→ Prompt
Search the material for the string "datę", then return every line where it is found.

Stored records
>>>

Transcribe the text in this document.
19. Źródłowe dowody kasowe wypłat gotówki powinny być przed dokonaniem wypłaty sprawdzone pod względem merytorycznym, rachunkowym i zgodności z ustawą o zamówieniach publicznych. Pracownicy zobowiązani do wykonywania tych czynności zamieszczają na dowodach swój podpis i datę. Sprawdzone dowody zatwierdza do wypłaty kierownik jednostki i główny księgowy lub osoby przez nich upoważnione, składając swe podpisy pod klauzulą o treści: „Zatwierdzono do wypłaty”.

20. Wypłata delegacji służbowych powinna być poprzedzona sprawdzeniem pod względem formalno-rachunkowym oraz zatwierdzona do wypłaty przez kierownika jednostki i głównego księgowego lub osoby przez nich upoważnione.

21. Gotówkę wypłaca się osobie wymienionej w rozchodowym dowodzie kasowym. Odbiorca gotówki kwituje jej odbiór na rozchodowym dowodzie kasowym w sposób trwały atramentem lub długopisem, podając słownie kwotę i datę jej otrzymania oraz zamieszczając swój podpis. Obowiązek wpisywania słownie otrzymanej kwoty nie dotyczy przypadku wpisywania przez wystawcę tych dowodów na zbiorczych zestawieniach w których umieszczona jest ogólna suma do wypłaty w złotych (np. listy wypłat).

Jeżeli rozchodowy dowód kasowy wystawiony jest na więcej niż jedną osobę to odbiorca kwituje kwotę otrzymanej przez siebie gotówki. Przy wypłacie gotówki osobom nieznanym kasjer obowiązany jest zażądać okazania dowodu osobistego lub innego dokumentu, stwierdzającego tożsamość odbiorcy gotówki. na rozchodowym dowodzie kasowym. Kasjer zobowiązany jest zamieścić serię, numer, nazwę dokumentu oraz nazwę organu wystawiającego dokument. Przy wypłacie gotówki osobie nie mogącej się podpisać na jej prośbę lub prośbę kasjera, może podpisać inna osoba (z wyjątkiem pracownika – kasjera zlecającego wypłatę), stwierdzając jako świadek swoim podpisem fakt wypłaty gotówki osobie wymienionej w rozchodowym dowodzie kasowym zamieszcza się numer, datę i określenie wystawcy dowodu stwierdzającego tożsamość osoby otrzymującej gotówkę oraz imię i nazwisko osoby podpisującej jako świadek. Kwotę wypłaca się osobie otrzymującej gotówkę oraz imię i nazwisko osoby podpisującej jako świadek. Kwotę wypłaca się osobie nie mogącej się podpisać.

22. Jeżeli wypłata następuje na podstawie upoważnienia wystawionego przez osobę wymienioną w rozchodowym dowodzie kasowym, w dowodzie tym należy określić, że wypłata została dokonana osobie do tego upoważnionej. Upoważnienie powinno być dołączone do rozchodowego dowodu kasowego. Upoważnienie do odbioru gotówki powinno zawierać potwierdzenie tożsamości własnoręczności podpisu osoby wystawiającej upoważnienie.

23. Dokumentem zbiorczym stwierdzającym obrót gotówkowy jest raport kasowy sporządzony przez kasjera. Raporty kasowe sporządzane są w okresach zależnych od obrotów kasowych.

<<<

→ Solution to the problem
19. Źródłowe dowody kasowe wypłat gotówki powinny być przed dokonaniem wypłaty sprawdzone pod względem merytorycznym, rachunkowym i zgodności z ustawą o zamówieniach publicznych. Pracownicy zobowiązani do wykonywania tych czynności zamieszczają na dowodach swój podpis i datę. Sprawdzone dowody zatwierdza do wypłaty kierownik jednostki i główny księgowy lub osoby przez nich upoważnione, składając swe podpisy pod klauzulą o treści: „Zatwierdzono do wypłaty”.
21. Gotówkę wypłaca się osobie wymienionej w rozchodowym dowodzie kasowym. Odbiorca gotówki kwituje jej odbiór na rozchodowym dowodzie kasowym w sposób trwały atramentem lub długopisem, podając słownie kwotę i datę jej otrzymania oraz zamieszczając swój podpis. Obowiązek wpisywania słownie otrzymanej kwoty nie dotyczy przypadku wpisywania przez wystawcę tych dowodów na zbiorczych zestawieniach w których umieszczona jest ogólna suma do wypłaty w złotych (np. listy wypłat).
Jeżeli rozchodowy dowód kasowy wystawiony jest na więcej niż jedną osobę to odbiorca kwituje kwotę otrzymanej przez siebie gotówki. Przy wypłacie gotówki osobom nieznanym kasjer obowiązany jest zażądać okazania dowodu osobistego lub innego dokumentu, stwierdzającego tożsamość odbiorcy gotówki. na rozchodowym dowodzie kasowym. Kasjer zobowiązany jest zamieścić serię, numer, nazwę dokumentu oraz nazwę organu wystawiającego dokument. Przy wypłacie gotówki osobie nie mogącej się podpisać na jej prośbę lub prośbę kasjera, może podpisać inna osoba (z wyjątkiem pracownika – kasjera zlecającego wypłatę), stwierdzając jako świadek swoim podpisem fakt wypłaty gotówki osobie wymienionej w rozchodowym dowodzie kasowym zamieszcza się numer, datę i określenie wystawcy dowodu stwierdzającego tożsamość osoby otrzymującej gotówkę oraz imię i nazwisko osoby podpisującej jako świadek. Kwotę wypłaca się osobie otrzymującej gotówkę oraz imię i nazwisko osoby podpisującej jako świadek. Kwotę wypłaca się osobie nie mogącej się podpisać.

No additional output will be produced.